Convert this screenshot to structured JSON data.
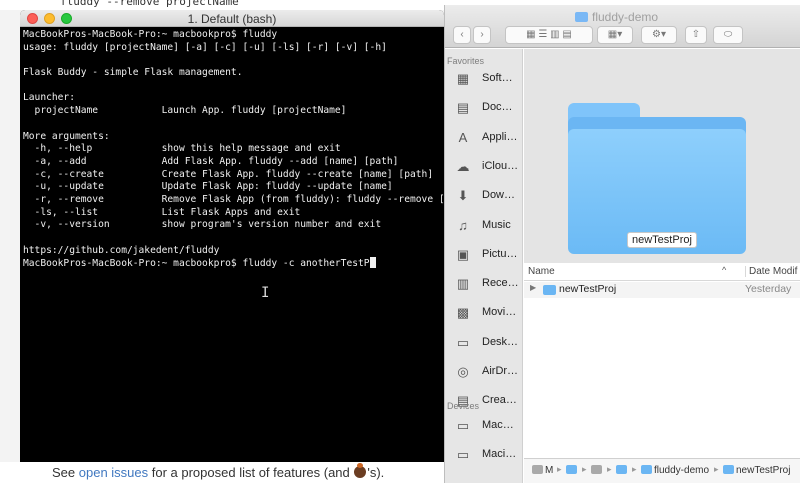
{
  "background_page": {
    "top_text": "fluddy --remove projectName",
    "bottom_prefix": "See ",
    "bottom_link": "open issues",
    "bottom_suffix": " for a proposed list of features (and ",
    "bottom_end": "'s).",
    "bug_icon": "bug-icon"
  },
  "terminal": {
    "title": "1. Default (bash)",
    "lines": [
      "MacBookPros-MacBook-Pro:~ macbookpro$ fluddy",
      "usage: fluddy [projectName] [-a] [-c] [-u] [-ls] [-r] [-v] [-h]",
      "",
      "Flask Buddy - simple Flask management.",
      "",
      "Launcher:",
      "  projectName           Launch App. fluddy [projectName]",
      "",
      "More arguments:",
      "  -h, --help            show this help message and exit",
      "  -a, --add             Add Flask App. fluddy --add [name] [path]",
      "  -c, --create          Create Flask App. fluddy --create [name] [path]",
      "  -u, --update          Update Flask App: fluddy --update [name]",
      "  -r, --remove          Remove Flask App (from fluddy): fluddy --remove [name]",
      "  -ls, --list           List Flask Apps and exit",
      "  -v, --version         show program's version number and exit",
      "",
      "https://github.com/jakedent/fluddy"
    ],
    "prompt_line": "MacBookPros-MacBook-Pro:~ macbookpro$ fluddy -c anotherTestP"
  },
  "finder": {
    "title": "fluddy-demo",
    "sidebar": {
      "favorites_header": "Favorites",
      "devices_header": "Devices",
      "favorites": [
        {
          "label": "Soft…",
          "icon": "applications-dock-icon"
        },
        {
          "label": "Doc…",
          "icon": "documents-icon"
        },
        {
          "label": "Appli…",
          "icon": "applications-icon"
        },
        {
          "label": "iClou…",
          "icon": "icloud-icon"
        },
        {
          "label": "Dow…",
          "icon": "downloads-icon"
        },
        {
          "label": "Music",
          "icon": "music-icon"
        },
        {
          "label": "Pictu…",
          "icon": "pictures-icon"
        },
        {
          "label": "Rece…",
          "icon": "recents-icon"
        },
        {
          "label": "Movi…",
          "icon": "movies-icon"
        },
        {
          "label": "Desk…",
          "icon": "desktop-icon"
        },
        {
          "label": "AirDr…",
          "icon": "airdrop-icon"
        },
        {
          "label": "Crea…",
          "icon": "creative-cloud-icon"
        }
      ],
      "devices": [
        {
          "label": "Mac…",
          "icon": "hard-drive-icon"
        },
        {
          "label": "Maci…",
          "icon": "hard-drive-icon"
        }
      ]
    },
    "preview_folder_name": "newTestProj",
    "list": {
      "col_name": "Name",
      "col_sort": "^",
      "col_date": "Date Modif",
      "rows": [
        {
          "name": "newTestProj",
          "date": "Yesterday"
        }
      ]
    },
    "pathbar": [
      "M",
      "",
      "",
      "",
      "fluddy-demo",
      "newTestProj"
    ]
  }
}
————————
TO DO: Copy out all the records exactly, excluding pictures.

COMPLETE RESPONSE:
Convert this screenshot to structured JSON data.
{
  "background_page": {
    "top_text": "fluddy --remove projectName",
    "bottom_prefix": "See ",
    "bottom_link": "open issues",
    "bottom_suffix": " for a proposed list of features (and ",
    "bottom_end": "'s).",
    "bug_icon": "bug-icon"
  },
  "terminal": {
    "title": "1. Default (bash)",
    "lines": [
      "MacBookPros-MacBook-Pro:~ macbookpro$ fluddy",
      "usage: fluddy [projectName] [-a] [-c] [-u] [-ls] [-r] [-v] [-h]",
      "",
      "Flask Buddy - simple Flask management.",
      "",
      "Launcher:",
      "  projectName           Launch App. fluddy [projectName]",
      "",
      "More arguments:",
      "  -h, --help            show this help message and exit",
      "  -a, --add             Add Flask App. fluddy --add [name] [path]",
      "  -c, --create          Create Flask App. fluddy --create [name] [path]",
      "  -u, --update          Update Flask App: fluddy --update [name]",
      "  -r, --remove          Remove Flask App (from fluddy): fluddy --remove [name]",
      "  -ls, --list           List Flask Apps and exit",
      "  -v, --version         show program's version number and exit",
      "",
      "https://github.com/jakedent/fluddy"
    ],
    "prompt_line": "MacBookPros-MacBook-Pro:~ macbookpro$ fluddy -c anotherTestP"
  },
  "finder": {
    "title": "fluddy-demo",
    "sidebar": {
      "favorites_header": "Favorites",
      "devices_header": "Devices",
      "favorites": [
        {
          "label": "Soft…",
          "icon": "applications-dock-icon"
        },
        {
          "label": "Doc…",
          "icon": "documents-icon"
        },
        {
          "label": "Appli…",
          "icon": "applications-icon"
        },
        {
          "label": "iClou…",
          "icon": "icloud-icon"
        },
        {
          "label": "Dow…",
          "icon": "downloads-icon"
        },
        {
          "label": "Music",
          "icon": "music-icon"
        },
        {
          "label": "Pictu…",
          "icon": "pictures-icon"
        },
        {
          "label": "Rece…",
          "icon": "recents-icon"
        },
        {
          "label": "Movi…",
          "icon": "movies-icon"
        },
        {
          "label": "Desk…",
          "icon": "desktop-icon"
        },
        {
          "label": "AirDr…",
          "icon": "airdrop-icon"
        },
        {
          "label": "Crea…",
          "icon": "creative-cloud-icon"
        }
      ],
      "devices": [
        {
          "label": "Mac…",
          "icon": "hard-drive-icon"
        },
        {
          "label": "Maci…",
          "icon": "hard-drive-icon"
        }
      ]
    },
    "preview_folder_name": "newTestProj",
    "list": {
      "col_name": "Name",
      "col_sort": "^",
      "col_date": "Date Modif",
      "rows": [
        {
          "name": "newTestProj",
          "date": "Yesterday"
        }
      ]
    },
    "pathbar": [
      "M",
      "",
      "",
      "",
      "fluddy-demo",
      "newTestProj"
    ]
  }
}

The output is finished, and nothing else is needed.